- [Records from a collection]
------------------------------------------------------------

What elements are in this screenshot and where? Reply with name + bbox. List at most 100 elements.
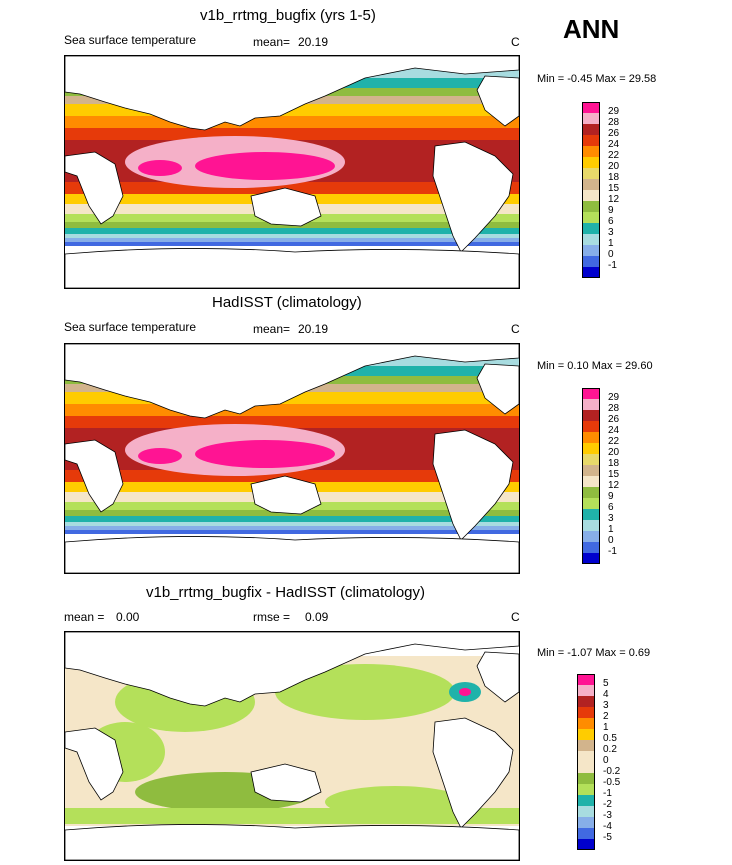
panel1-colorbar-swatch bbox=[582, 146, 600, 157]
panel1-colorbar-label: 9 bbox=[608, 205, 614, 216]
panel1-mean-value: 20.19 bbox=[298, 35, 329, 49]
panel3-colorbar-swatch bbox=[577, 674, 595, 685]
panel2-colorbar-swatch bbox=[582, 443, 600, 454]
panel3-diff-field bbox=[65, 632, 519, 860]
panel1-minmax: Min = -0.45 Max = 29.58 bbox=[537, 73, 657, 85]
panel1-colorbar-label: 15 bbox=[608, 183, 620, 194]
panel1-colorbar-label: 18 bbox=[608, 172, 620, 183]
panel3-colorbar-swatch bbox=[577, 751, 595, 762]
panel1-colorbar-swatch bbox=[582, 168, 600, 179]
panel3-colorbar-swatch bbox=[577, 740, 595, 751]
panel3-colorbar-label: -5 bbox=[603, 832, 612, 843]
panel2-map bbox=[64, 343, 520, 574]
panel1-colorbar-label: 24 bbox=[608, 139, 620, 150]
panel3-colorbar-swatch bbox=[577, 718, 595, 729]
season-label: ANN bbox=[563, 14, 620, 44]
panel2-colorbar-label: 26 bbox=[608, 414, 620, 425]
panel3-colorbar-label: 2 bbox=[603, 711, 609, 722]
panel3-colorbar-swatch bbox=[577, 795, 595, 806]
panel2-colorbar-label: 6 bbox=[608, 502, 614, 513]
panel2-colorbar-label: 20 bbox=[608, 447, 620, 458]
panel2-colorbar-swatch bbox=[582, 520, 600, 531]
panel3-colorbar-swatch bbox=[577, 828, 595, 839]
panel2-colorbar-swatch bbox=[582, 388, 600, 399]
panel2-colorbar-swatch bbox=[582, 432, 600, 443]
panel2-mean-value: 20.19 bbox=[298, 322, 329, 336]
panel3-colorbar-swatch bbox=[577, 707, 595, 718]
panel1-colorbar-label: 29 bbox=[608, 106, 620, 117]
panel1-colorbar-label: 0 bbox=[608, 249, 614, 260]
panel2-colorbar-swatch bbox=[582, 553, 600, 564]
panel1-sst-field bbox=[65, 56, 519, 288]
panel3-colorbar-swatch bbox=[577, 762, 595, 773]
panel2-colorbar-label: 1 bbox=[608, 524, 614, 535]
panel1-colorbar-swatch bbox=[582, 201, 600, 212]
panel2-variable: Sea surface temperature bbox=[64, 320, 197, 334]
panel3-mean-value: 0.00 bbox=[116, 610, 140, 624]
panel2-colorbar-label: 0 bbox=[608, 535, 614, 546]
panel3-colorbar-swatch bbox=[577, 729, 595, 740]
panel2-colorbar-swatch bbox=[582, 498, 600, 509]
panel3-colorbar-label: 1 bbox=[603, 722, 609, 733]
panel2-colorbar-label: -1 bbox=[608, 546, 617, 557]
panel1-colorbar-swatch bbox=[582, 102, 600, 113]
panel2-colorbar-label: 15 bbox=[608, 469, 620, 480]
panel3-colorbar-label: 0.5 bbox=[603, 733, 617, 744]
panel1-units: C bbox=[511, 35, 520, 49]
panel2-sst-field bbox=[65, 344, 519, 573]
panel1-mean-label: mean= bbox=[253, 35, 291, 49]
panel2-mean-label: mean= bbox=[253, 322, 291, 336]
panel3-colorbar-label: 4 bbox=[603, 689, 609, 700]
panel3-map bbox=[64, 631, 520, 861]
panel2-colorbar-label: 9 bbox=[608, 491, 614, 502]
panel3-colorbar-swatch bbox=[577, 806, 595, 817]
panel2-colorbar-swatch bbox=[582, 421, 600, 432]
panel1-colorbar-swatch bbox=[582, 135, 600, 146]
panel2-colorbar-label: 18 bbox=[608, 458, 620, 469]
panel2-colorbar-swatch bbox=[582, 454, 600, 465]
panel1-colorbar-swatch bbox=[582, 234, 600, 245]
panel1-colorbar-swatch bbox=[582, 113, 600, 124]
panel1-colorbar-label: 12 bbox=[608, 194, 620, 205]
panel1-colorbar-label: 6 bbox=[608, 216, 614, 227]
panel2-minmax: Min = 0.10 Max = 29.60 bbox=[537, 360, 653, 372]
panel3-units: C bbox=[511, 610, 520, 624]
panel1-colorbar-label: 3 bbox=[608, 227, 614, 238]
panel2-title: HadISST (climatology) bbox=[212, 294, 362, 311]
panel1-colorbar-swatch bbox=[582, 124, 600, 135]
panel2-colorbar-swatch bbox=[582, 487, 600, 498]
panel3-rmse-value: 0.09 bbox=[305, 610, 329, 624]
panel2-colorbar-label: 28 bbox=[608, 403, 620, 414]
panel2-colorbar-swatch bbox=[582, 476, 600, 487]
panel3-title: v1b_rrtmg_bugfix - HadISST (climatology) bbox=[146, 584, 425, 601]
panel1-colorbar-label: 22 bbox=[608, 150, 620, 161]
panel3-colorbar-label: 0 bbox=[603, 755, 609, 766]
panel3-colorbar-swatch bbox=[577, 685, 595, 696]
panel3-colorbar-label: -2 bbox=[603, 799, 612, 810]
panel2-colorbar-label: 3 bbox=[608, 513, 614, 524]
panel1-colorbar-label: 20 bbox=[608, 161, 620, 172]
panel3-colorbar-label: 0.2 bbox=[603, 744, 617, 755]
panel2-colorbar-label: 29 bbox=[608, 392, 620, 403]
panel3-colorbar-swatch bbox=[577, 839, 595, 850]
panel3-rmse-label: rmse = bbox=[253, 610, 291, 624]
panel3-colorbar-swatch bbox=[577, 696, 595, 707]
panel2-units: C bbox=[511, 322, 520, 336]
panel1-colorbar-label: -1 bbox=[608, 260, 617, 271]
panel2-colorbar-swatch bbox=[582, 399, 600, 410]
panel3-mean-label: mean = bbox=[64, 610, 105, 624]
panel2-colorbar-swatch bbox=[582, 465, 600, 476]
panel1-colorbar-label: 28 bbox=[608, 117, 620, 128]
panel2-colorbar-label: 22 bbox=[608, 436, 620, 447]
panel1-colorbar-swatch bbox=[582, 223, 600, 234]
panel1-colorbar-swatch bbox=[582, 190, 600, 201]
panel2-colorbar-swatch bbox=[582, 509, 600, 520]
panel1-colorbar-swatch bbox=[582, 212, 600, 223]
panel1-colorbar-label: 1 bbox=[608, 238, 614, 249]
panel2-colorbar-swatch bbox=[582, 531, 600, 542]
panel1-variable: Sea surface temperature bbox=[64, 33, 197, 47]
panel3-minmax: Min = -1.07 Max = 0.69 bbox=[537, 647, 651, 659]
panel3-colorbar-swatch bbox=[577, 784, 595, 795]
panel3-colorbar-label: -0.2 bbox=[603, 766, 621, 777]
panel1-colorbar-swatch bbox=[582, 256, 600, 267]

------------------------------------------------------------

- [PROBLEM TO WORK ON]
Copy the records without any change, beginning with the line that contains "panel1-colorbar-swatch bbox=[582, 146, 600, 157]" and continuing through the line that contains "panel1-colorbar-label: 15 bbox=[608, 183, 620, 194]", with both of those lines included.

- [ANSWER TO THE EXERCISE]
panel1-colorbar-swatch bbox=[582, 146, 600, 157]
panel1-colorbar-label: 9 bbox=[608, 205, 614, 216]
panel1-mean-value: 20.19 bbox=[298, 35, 329, 49]
panel3-colorbar-swatch bbox=[577, 674, 595, 685]
panel2-colorbar-swatch bbox=[582, 443, 600, 454]
panel3-diff-field bbox=[65, 632, 519, 860]
panel1-minmax: Min = -0.45 Max = 29.58 bbox=[537, 73, 657, 85]
panel1-colorbar-label: 15 bbox=[608, 183, 620, 194]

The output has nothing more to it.